Stored records
-.-.-
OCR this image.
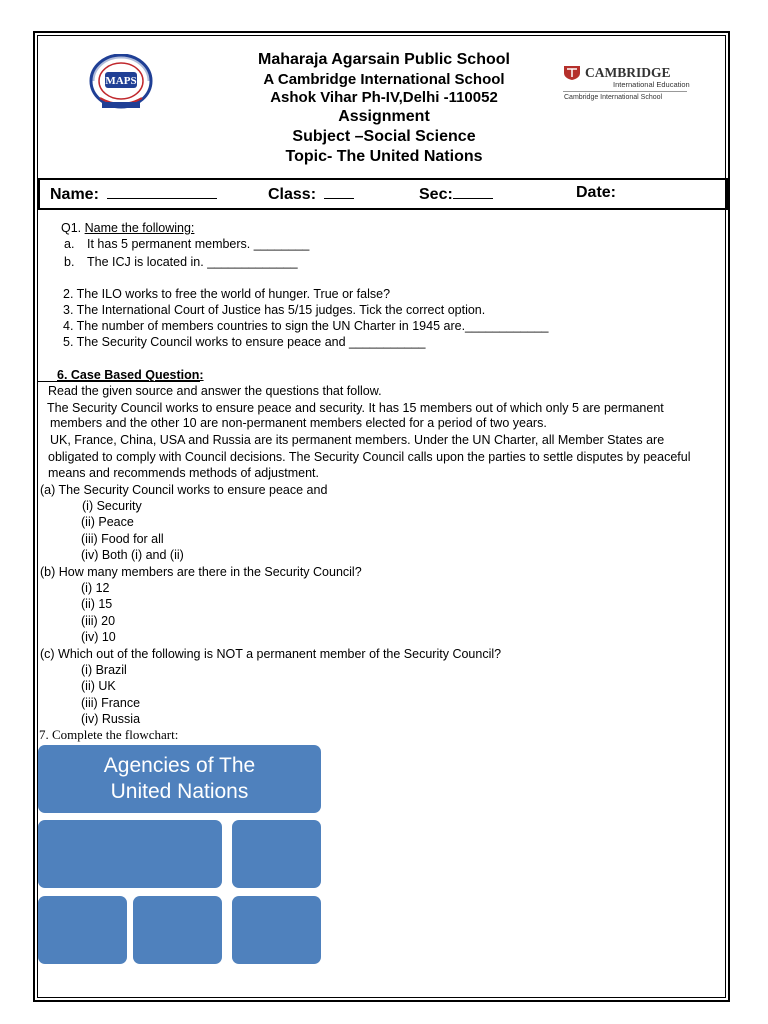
MAPS
CAMBRIDGE
International Education
Cambridge International School
Maharaja Agarsain Public School
A Cambridge International School
Ashok Vihar Ph-IV,Delhi -110052
Assignment
Subject –Social Science
Topic- The United Nations
Name:	Class:	Sec:	Date:
Q1. Name the following:
a. It has 5 permanent members. ________
b. The ICJ is located in. _____________
2. The ILO works to free the world of hunger. True or false?
3. The International Court of Justice has 5/15 judges. Tick the correct option.
4. The number of members countries to sign the UN Charter in 1945 are.____________
5. The Security Council works to ensure peace and ___________
6. Case Based Question:
Read the given source and answer the questions that follow.
The Security Council works to ensure peace and security. It has 15 members out of which only 5 are permanent
members and the other 10 are non-permanent members elected for a period of two years.
UK, France, China, USA and Russia are its permanent members. Under the UN Charter, all Member States are
obligated to comply with Council decisions. The Security Council calls upon the parties to settle disputes by peaceful
means and recommends methods of adjustment.
(a) The Security Council works to ensure peace and
(i) Security
(ii) Peace
(iii) Food for all
(iv) Both (i) and (ii)
(b) How many members are there in the Security Council?
(i) 12
(ii) 15
(iii) 20
(iv) 10
(c) Which out of the following is NOT a permanent member of the Security Council?
(i) Brazil
(ii) UK
(iii) France
(iv) Russia
7. Complete the flowchart:
Agencies of The United Nations
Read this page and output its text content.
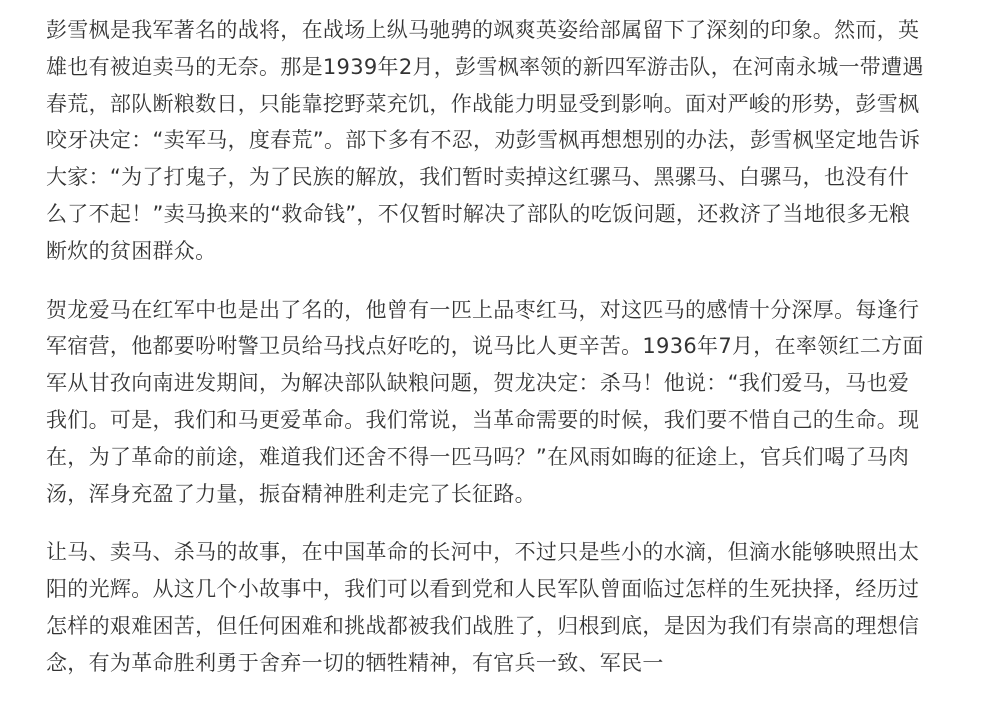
彭雪枫是我军著名的战将，在战场上纵马驰骋的飒爽英姿给部属留下了深刻的印象。然而，英雄也有被迫卖马的无奈。那是1939年2月，彭雪枫率领的新四军游击队，在河南永城一带遭遇春荒，部队断粮数日，只能靠挖野菜充饥，作战能力明显受到影响。面对严峻的形势，彭雪枫咬牙决定：“卖军马，度春荒”。部下多有不忍，劝彭雪枫再想想别的办法，彭雪枫坚定地告诉大家：“为了打鬼子，为了民族的解放，我们暂时卖掉这红骡马、黑骡马、白骡马，也没有什么了不起！”卖马换来的“救命钱”，不仅暂时解决了部队的吃饭问题，还救济了当地很多无粮断炊的贫困群众。

贺龙爱马在红军中也是出了名的，他曾有一匹上品枣红马，对这匹马的感情十分深厚。每逢行军宿营，他都要吩咐警卫员给马找点好吃的，说马比人更辛苦。1936年7月，在率领红二方面军从甘孜向南进发期间，为解决部队缺粮问题，贺龙决定：杀马！他说：“我们爱马，马也爱我们。可是，我们和马更爱革命。我们常说，当革命需要的时候，我们要不惜自己的生命。现在，为了革命的前途，难道我们还舍不得一匹马吗？”在风雨如晦的征途上，官兵们喝了马肉汤，浑身充盈了力量，振奋精神胜利走完了长征路。

让马、卖马、杀马的故事，在中国革命的长河中，不过只是些小的水滴，但滴水能够映照出太阳的光辉。从这几个小故事中，我们可以看到党和人民军队曾面临过怎样的生死抉择，经历过怎样的艰难困苦，但任何困难和挑战都被我们战胜了，归根到底，是因为我们有崇高的理想信念，有为革命胜利勇于舍弃一切的牺牲精神，有官兵一致、军民一
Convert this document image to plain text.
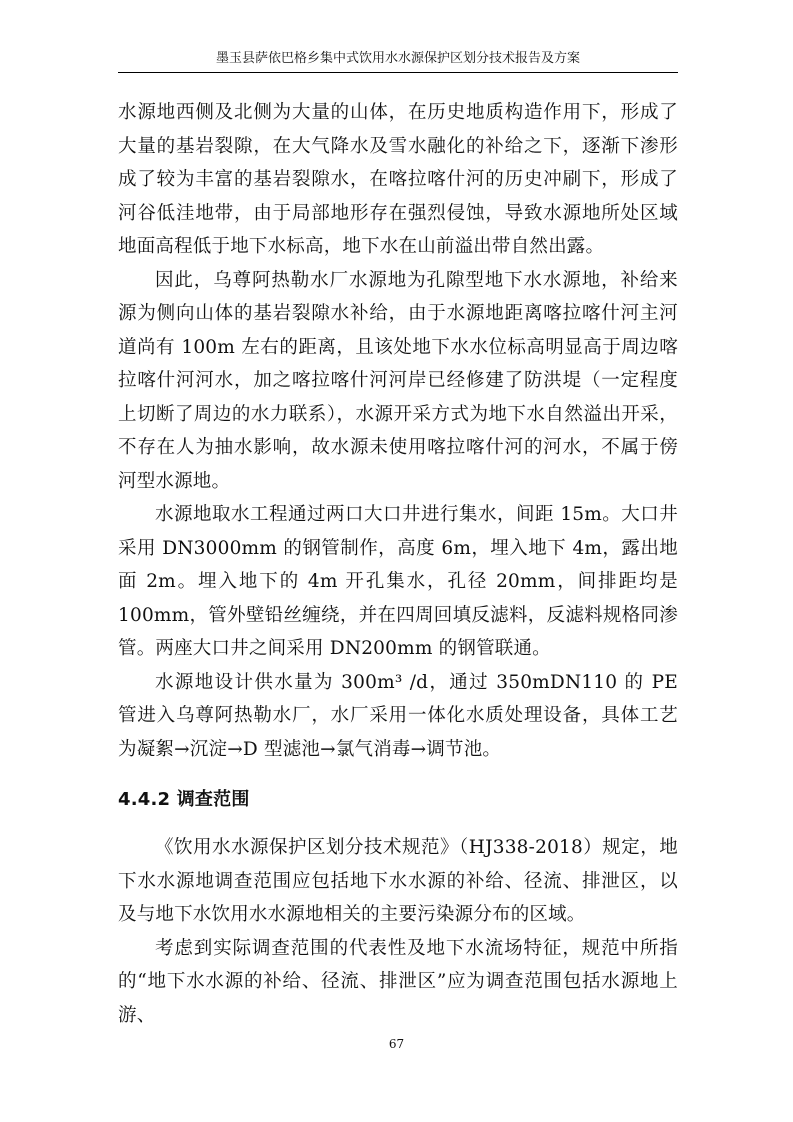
墨玉县萨依巴格乡集中式饮用水水源保护区划分技术报告及方案

水源地西侧及北侧为大量的山体，在历史地质构造作用下，形成了大量的基岩裂隙，在大气降水及雪水融化的补给之下，逐渐下渗形成了较为丰富的基岩裂隙水，在喀拉喀什河的历史冲刷下，形成了河谷低洼地带，由于局部地形存在强烈侵蚀，导致水源地所处区域地面高程低于地下水标高，地下水在山前溢出带自然出露。

因此，乌尊阿热勒水厂水源地为孔隙型地下水水源地，补给来源为侧向山体的基岩裂隙水补给，由于水源地距离喀拉喀什河主河道尚有 100m 左右的距离，且该处地下水水位标高明显高于周边喀拉喀什河河水，加之喀拉喀什河河岸已经修建了防洪堤（一定程度上切断了周边的水力联系），水源开采方式为地下水自然溢出开采，不存在人为抽水影响，故水源未使用喀拉喀什河的河水，不属于傍河型水源地。

水源地取水工程通过两口大口井进行集水，间距 15m。大口井采用 DN3000mm 的钢管制作，高度 6m，埋入地下 4m，露出地面 2m。埋入地下的 4m 开孔集水，孔径 20mm，间排距均是 100mm，管外壁铅丝缠绕，并在四周回填反滤料，反滤料规格同渗管。两座大口井之间采用 DN200mm 的钢管联通。

水源地设计供水量为 300m³ /d，通过 350mDN110 的 PE 管进入乌尊阿热勒水厂，水厂采用一体化水质处理设备，具体工艺为凝絮→沉淀→D 型滤池→氯气消毒→调节池。

4.4.2 调查范围

《饮用水水源保护区划分技术规范》（HJ338-2018）规定，地下水水源地调查范围应包括地下水水源的补给、径流、排泄区，以及与地下水饮用水水源地相关的主要污染源分布的区域。

考虑到实际调查范围的代表性及地下水流场特征，规范中所指的“地下水水源的补给、径流、排泄区”应为调查范围包括水源地上游、

67
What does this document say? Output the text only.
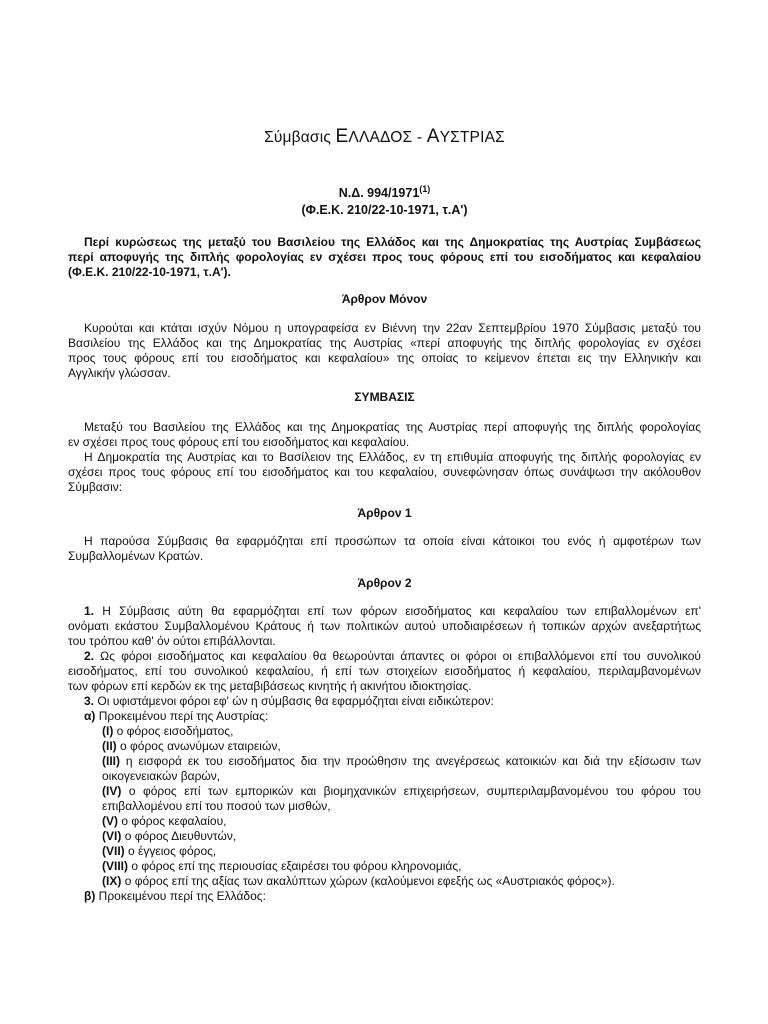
Σύμβασις ΕΛΛΑΔΟΣ - ΑΥΣΤΡΙΑΣ
Ν.Δ. 994/1971$^{(1)}$
(Φ.Ε.Κ. 210/22-10-1971, τ.Α')
Περί κυρώσεως της μεταξύ του Βασιλείου της Ελλάδος και της Δημοκρατίας της Αυστρίας Συμβάσεως
περί αποφυγής της διπλής φορολογίας εν σχέσει προς τους φόρους επί του εισοδήματος και κεφαλαίου
(Φ.Ε.Κ. 210/22-10-1971, τ.Α').
Άρθρον Μόνον
Κυρούται και κτάται ισχύν Νόμου η υπογραφείσα εν Βιέννη την 22αν Σεπτεμβρίου 1970 Σύμβασις μεταξύ του
Βασιλείου της Ελλάδος και της Δημοκρατίας της Αυστρίας «περί αποφυγής της διπλής φορολογίας εν σχέσει
προς τους φόρους επί του εισοδήματος και κεφαλαίου» της οποίας το κείμενον έπεται εις την Ελληνικήν και
Αγγλικήν γλώσσαν.
ΣΥΜΒΑΣΙΣ
Μεταξύ του Βασιλείου της Ελλάδος και της Δημοκρατίας της Αυστρίας περί αποφυγής της διπλής φορολογίας
εν σχέσει προς τους φόρους επί του εισοδήματος και κεφαλαίου.
Η Δημοκρατία της Αυστρίας και το Βασίλειον της Ελλάδος, εν τη επιθυμία αποφυγής της διπλής φορολογίας εν
σχέσει προς τους φόρους επί του εισοδήματος και του κεφαλαίου, συνεφώνησαν όπως συνάψωσι την ακόλουθον
Σύμβασιν:
Άρθρον 1
Η παρούσα Σύμβασις θα εφαρμόζηται επί προσώπων τα οποία είναι κάτοικοι του ενός ή αμφοτέρων των
Συμβαλλομένων Κρατών.
Άρθρον 2
1. Η Σύμβασις αύτη θα εφαρμόζηται επί των φόρων εισοδήματος και κεφαλαίου των επιβαλλομένων επ'
ονόματι εκάστου Συμβαλλομένου Κράτους ή των πολιτικών αυτού υποδιαιρέσεων ή τοπικών αρχών ανεξαρτήτως
του τρόπου καθ' όν ούτοι επιβάλλονται.
2. Ως φόροι εισοδήματος και κεφαλαίου θα θεωρούνται άπαντες οι φόροι οι επιβαλλόμενοι επί του συνολικού
εισοδήματος, επί του συνολικού κεφαλαίου, ή επί των στοιχείων εισοδήματος ή κεφαλαίου, περιλαμβανομένων
των φόρων επί κερδών εκ της μεταβιβάσεως κινητής ή ακινήτου ιδιοκτησίας.
3. Οι υφιστάμενοι φόροι εφ' ών η σύμβασις θα εφαρμόζηται είναι ειδικώτερον:
α) Προκειμένου περί της Αυστρίας:
(I) ο φόρος εισοδήματος,
(II) ο φόρος ανωνύμων εταιρειών,
(III) η εισφορά εκ του εισοδήματος δια την προώθησιν της ανεγέρσεως κατοικιών και διά την εξίσωσιν των
οικογενειακών βαρών,
(IV) ο φόρος επί των εμπορικών και βιομηχανικών επιχειρήσεων, συμπεριλαμβανομένου του φόρου του
επιβαλλομένου επί του ποσού των μισθών,
(V) ο φόρος κεφαλαίου,
(VI) ο φόρος Διευθυντών,
(VII) ο έγγειος φόρος,
(VIII) ο φόρος επί της περιουσίας εξαιρέσει του φόρου κληρονομιάς,
(IX) ο φόρος επί της αξίας των ακαλύπτων χώρων (καλούμενοι εφεξής ως «Αυστριακός φόρος»).
β) Προκειμένου περί της Ελλάδος:
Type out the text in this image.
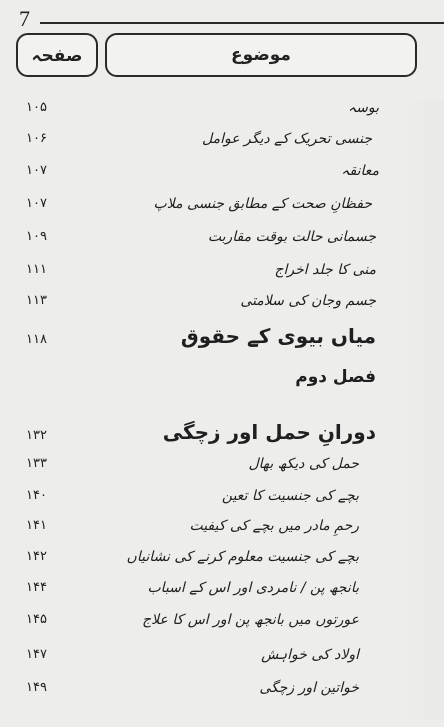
7
صفحہ	موضوع
بوسہ
۱۰۵
جنسی تحریک کے دیگر عوامل
۱۰۶
معانقہ
۱۰۷
حفظانِ صحت کے مطابق جنسی ملاپ
۱۰۷
جسمانی حالت بوقت مقاربت
۱۰۹
منی کا جلد اخراج
۱۱۱
جسم وجان کی سلامتی
۱۱۳
میاں بیوی کے حقوق
۱۱۸
فصل دوم
دورانِ حمل اور زچگی
۱۳۲
حمل کی دیکھ بھال
۱۳۳
بچے کی جنسیت کا تعین
۱۴۰
رحمِ مادر میں بچے کی کیفیت
۱۴۱
بچے کی جنسیت معلوم کرنے کی نشانیاں
۱۴۲
بانجھ پن / نامردی اور اس کے اسباب
۱۴۴
عورتوں میں بانجھ پن اور اس کا علاج
۱۴۵
اولاد کی خواہش
۱۴۷
خواتین اور زچگی
۱۴۹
-.-.-
In the entries above, find each line with the word "Ελλάδος" and copy it.

*COMPLETED EXERCISE*:
Περί κυρώσεως της μεταξύ του Βασιλείου της Ελλάδος και της Δημοκρατίας της Αυστρίας Συμβάσεως
Βασιλείου της Ελλάδος και της Δημοκρατίας της Αυστρίας «περί αποφυγής της διπλής φορολογίας εν σχέσει
Μεταξύ του Βασιλείου της Ελλάδος και της Δημοκρατίας της Αυστρίας περί αποφυγής της διπλής φορολογίας
Η Δημοκρατία της Αυστρίας και το Βασίλειον της Ελλάδος, εν τη επιθυμία αποφυγής της διπλής φορολογίας εν
β) Προκειμένου περί της Ελλάδος:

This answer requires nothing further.